⟨

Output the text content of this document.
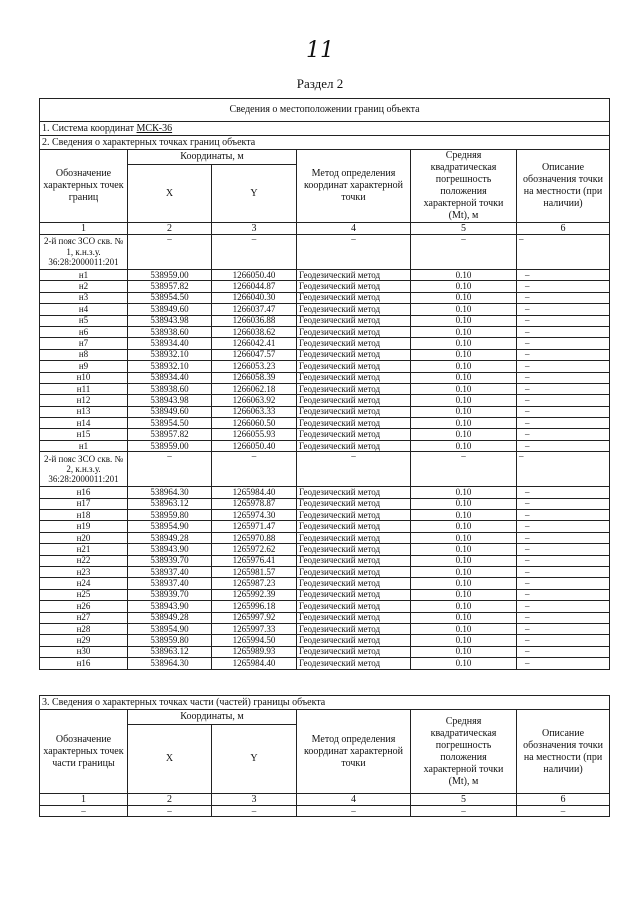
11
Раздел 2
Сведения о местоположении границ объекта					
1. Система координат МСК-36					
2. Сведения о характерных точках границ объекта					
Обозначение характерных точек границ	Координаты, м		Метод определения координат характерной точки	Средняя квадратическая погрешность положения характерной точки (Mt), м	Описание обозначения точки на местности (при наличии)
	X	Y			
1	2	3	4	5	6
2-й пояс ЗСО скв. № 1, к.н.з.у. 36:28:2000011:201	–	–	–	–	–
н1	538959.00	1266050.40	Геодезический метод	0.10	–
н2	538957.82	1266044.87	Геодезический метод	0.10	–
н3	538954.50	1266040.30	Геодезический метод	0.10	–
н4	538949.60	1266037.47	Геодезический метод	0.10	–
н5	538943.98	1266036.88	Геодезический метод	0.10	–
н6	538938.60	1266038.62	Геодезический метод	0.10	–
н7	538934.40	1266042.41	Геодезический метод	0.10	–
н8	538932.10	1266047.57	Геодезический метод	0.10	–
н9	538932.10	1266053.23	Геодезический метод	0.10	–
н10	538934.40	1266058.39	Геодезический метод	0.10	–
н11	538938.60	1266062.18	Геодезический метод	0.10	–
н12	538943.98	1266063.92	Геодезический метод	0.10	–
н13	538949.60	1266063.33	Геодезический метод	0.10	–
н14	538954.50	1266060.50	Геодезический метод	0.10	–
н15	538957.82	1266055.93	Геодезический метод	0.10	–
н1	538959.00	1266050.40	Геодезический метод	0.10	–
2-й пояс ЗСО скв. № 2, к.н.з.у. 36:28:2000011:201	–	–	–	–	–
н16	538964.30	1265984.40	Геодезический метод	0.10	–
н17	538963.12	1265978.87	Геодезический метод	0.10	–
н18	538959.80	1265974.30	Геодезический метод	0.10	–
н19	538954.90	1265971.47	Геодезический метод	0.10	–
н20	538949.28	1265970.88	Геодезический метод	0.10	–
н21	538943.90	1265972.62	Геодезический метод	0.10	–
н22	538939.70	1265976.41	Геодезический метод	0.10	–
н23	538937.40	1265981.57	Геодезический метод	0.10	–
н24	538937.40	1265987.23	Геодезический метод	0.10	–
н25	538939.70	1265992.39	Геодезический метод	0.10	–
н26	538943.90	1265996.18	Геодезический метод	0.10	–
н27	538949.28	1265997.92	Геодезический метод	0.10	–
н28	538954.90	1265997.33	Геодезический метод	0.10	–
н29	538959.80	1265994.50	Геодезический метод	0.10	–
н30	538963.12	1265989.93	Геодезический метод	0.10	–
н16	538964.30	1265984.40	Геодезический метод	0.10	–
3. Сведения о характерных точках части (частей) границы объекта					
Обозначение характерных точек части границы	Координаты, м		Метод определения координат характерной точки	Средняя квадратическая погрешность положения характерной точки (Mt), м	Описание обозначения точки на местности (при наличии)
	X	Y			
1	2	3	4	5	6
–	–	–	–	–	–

⟩

## REQUIRED WORK:
All lines above containing the string "границы" are to be collected.

## SOLUTION BELOW:
3. Сведения о характерных точках части (частей) границы объекта					
Обозначение характерных точек части границы	Координаты, м		Метод определения координат характерной точки	Средняя квадратическая погрешность положения характерной точки (Mt), м	Описание обозначения точки на местности (при наличии)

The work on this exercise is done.